[Stored data]
※

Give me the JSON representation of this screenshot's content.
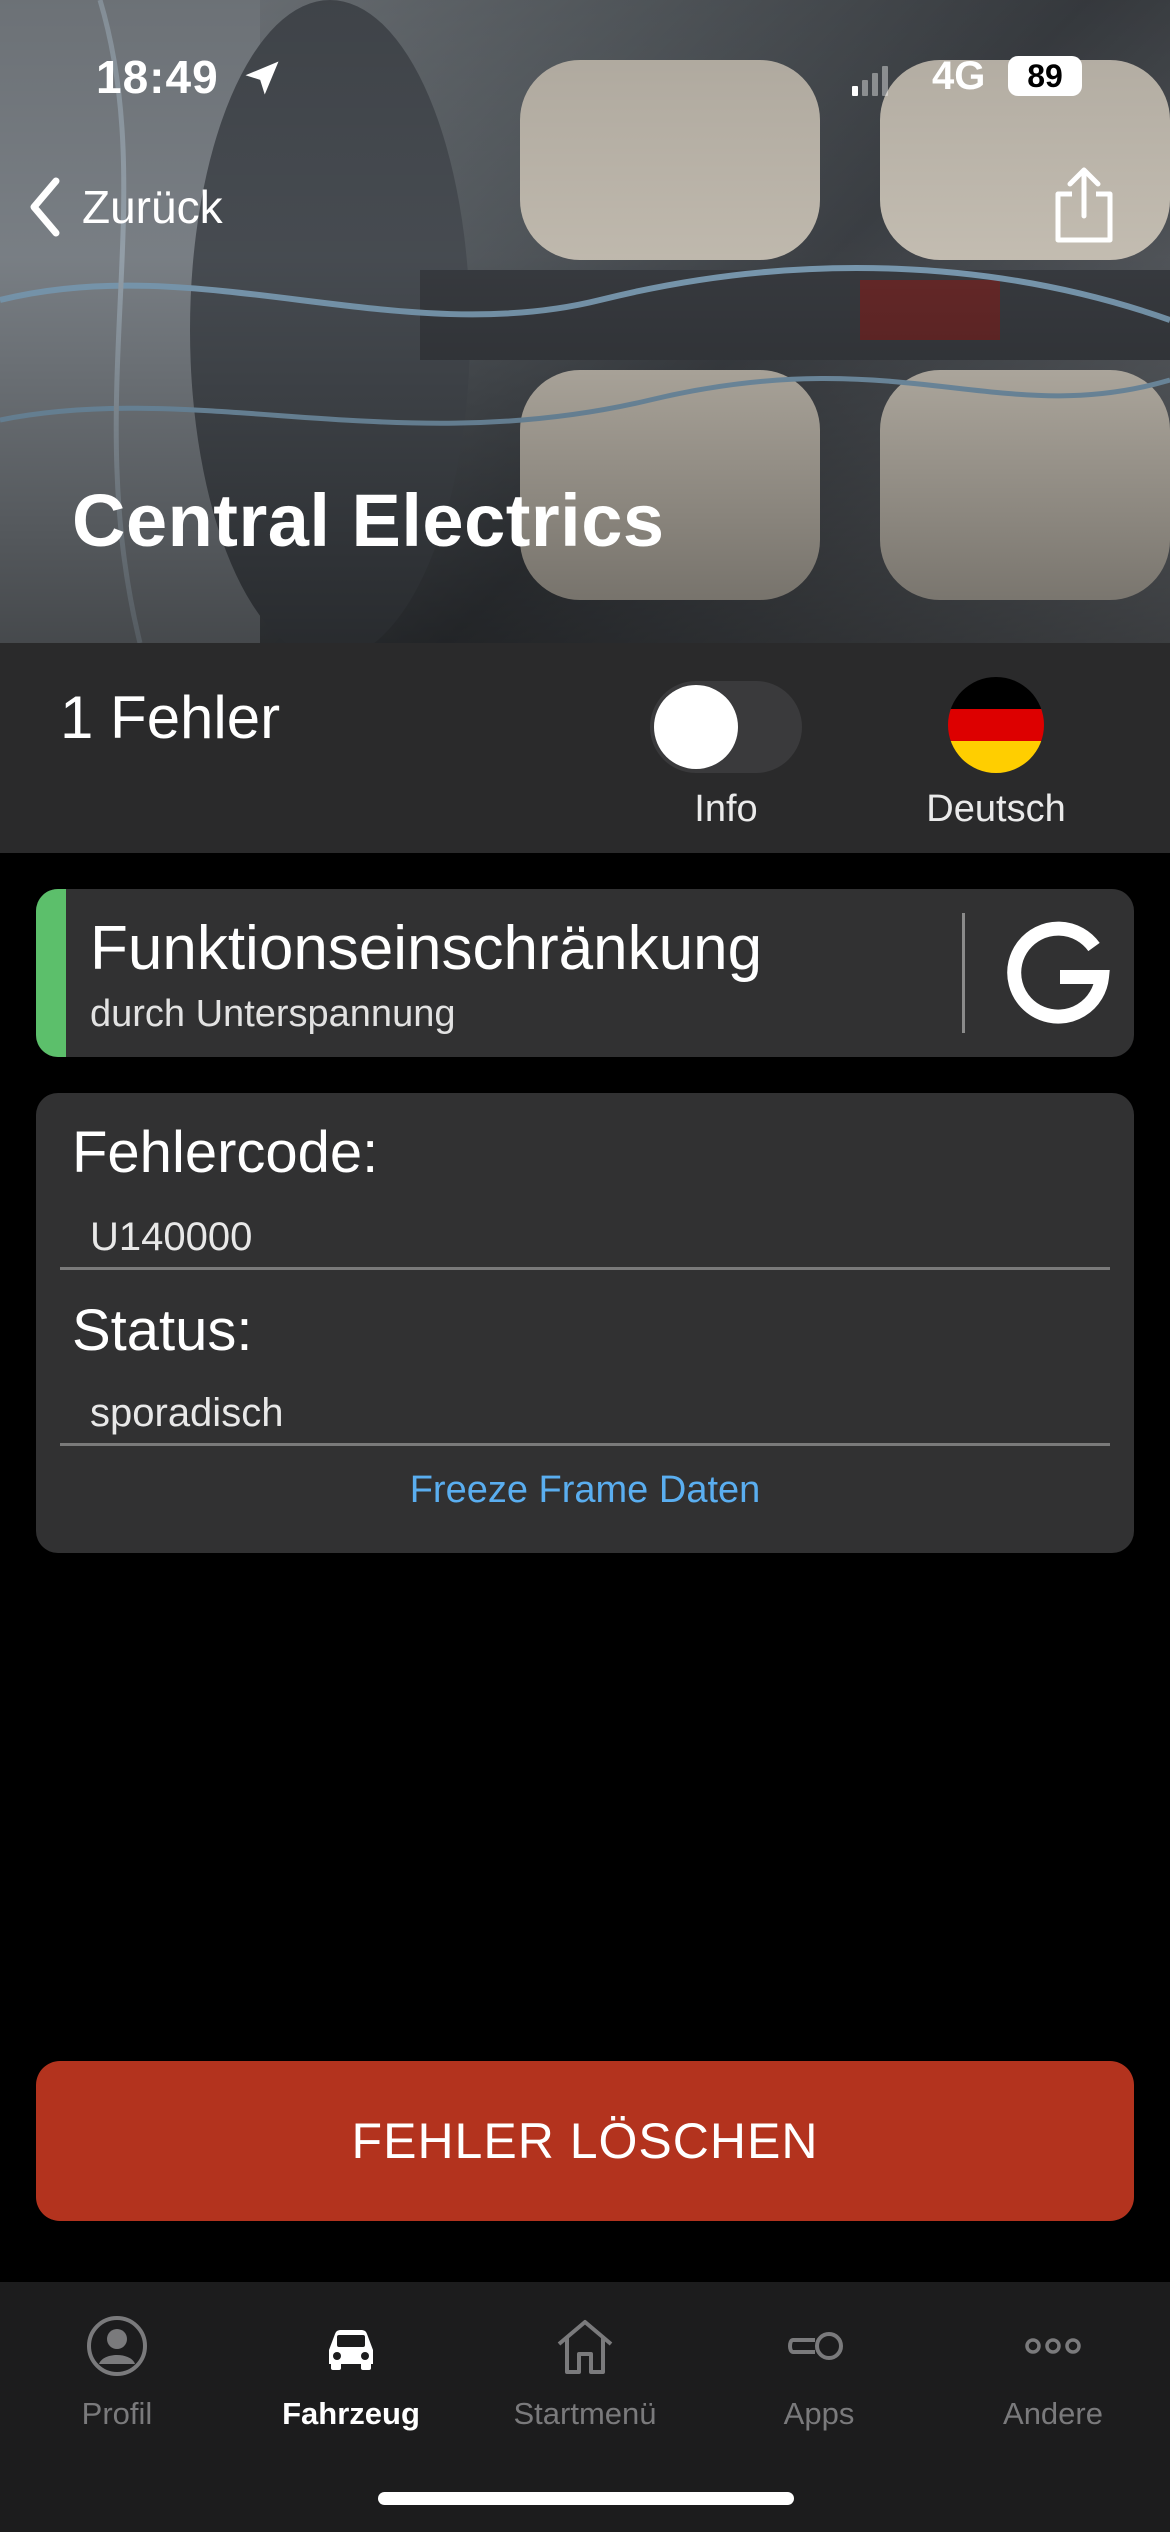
{
  "status_bar": {
    "time": "18:49",
    "network": "4G",
    "battery": "89"
  },
  "header": {
    "back_label": "Zurück",
    "title": "Central Electrics",
    "icons": {
      "back": "chevron-left-icon",
      "share": "share-icon",
      "location": "location-arrow-icon"
    }
  },
  "summary": {
    "fault_count": "1 Fehler",
    "toggle_label": "Info",
    "toggle_on": false,
    "language_label": "Deutsch",
    "flag_colors": [
      "#000000",
      "#dd0000",
      "#ffce00"
    ]
  },
  "fault": {
    "title": "Funktionseinschränkung",
    "subtitle": "durch Unterspannung",
    "accent_color": "#5cbf6b",
    "google_icon": "google-g-icon"
  },
  "details": {
    "code_label": "Fehlercode:",
    "code_value": "U140000",
    "status_label": "Status:",
    "status_value": "sporadisch",
    "freeze_frame_link": "Freeze Frame Daten"
  },
  "actions": {
    "delete_label": "FEHLER LÖSCHEN",
    "delete_color": "#b3331e"
  },
  "tabbar": {
    "active": "Fahrzeug",
    "items": [
      {
        "label": "Profil",
        "icon": "profile-icon"
      },
      {
        "label": "Fahrzeug",
        "icon": "car-icon"
      },
      {
        "label": "Startmenü",
        "icon": "home-icon"
      },
      {
        "label": "Apps",
        "icon": "apps-toggle-icon"
      },
      {
        "label": "Andere",
        "icon": "more-icon"
      }
    ]
  }
}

※

**What the task requires:** Transcribe the full listing above exactly, with the images removed.

**Exercise response:**
Give me the JSON representation of this screenshot's content.
{
  "status_bar": {
    "time": "18:49",
    "network": "4G",
    "battery": "89"
  },
  "header": {
    "back_label": "Zurück",
    "title": "Central Electrics",
    "icons": {
      "back": "chevron-left-icon",
      "share": "share-icon",
      "location": "location-arrow-icon"
    }
  },
  "summary": {
    "fault_count": "1 Fehler",
    "toggle_label": "Info",
    "toggle_on": false,
    "language_label": "Deutsch",
    "flag_colors": [
      "#000000",
      "#dd0000",
      "#ffce00"
    ]
  },
  "fault": {
    "title": "Funktionseinschränkung",
    "subtitle": "durch Unterspannung",
    "accent_color": "#5cbf6b",
    "google_icon": "google-g-icon"
  },
  "details": {
    "code_label": "Fehlercode:",
    "code_value": "U140000",
    "status_label": "Status:",
    "status_value": "sporadisch",
    "freeze_frame_link": "Freeze Frame Daten"
  },
  "actions": {
    "delete_label": "FEHLER LÖSCHEN",
    "delete_color": "#b3331e"
  },
  "tabbar": {
    "active": "Fahrzeug",
    "items": [
      {
        "label": "Profil",
        "icon": "profile-icon"
      },
      {
        "label": "Fahrzeug",
        "icon": "car-icon"
      },
      {
        "label": "Startmenü",
        "icon": "home-icon"
      },
      {
        "label": "Apps",
        "icon": "apps-toggle-icon"
      },
      {
        "label": "Andere",
        "icon": "more-icon"
      }
    ]
  }
}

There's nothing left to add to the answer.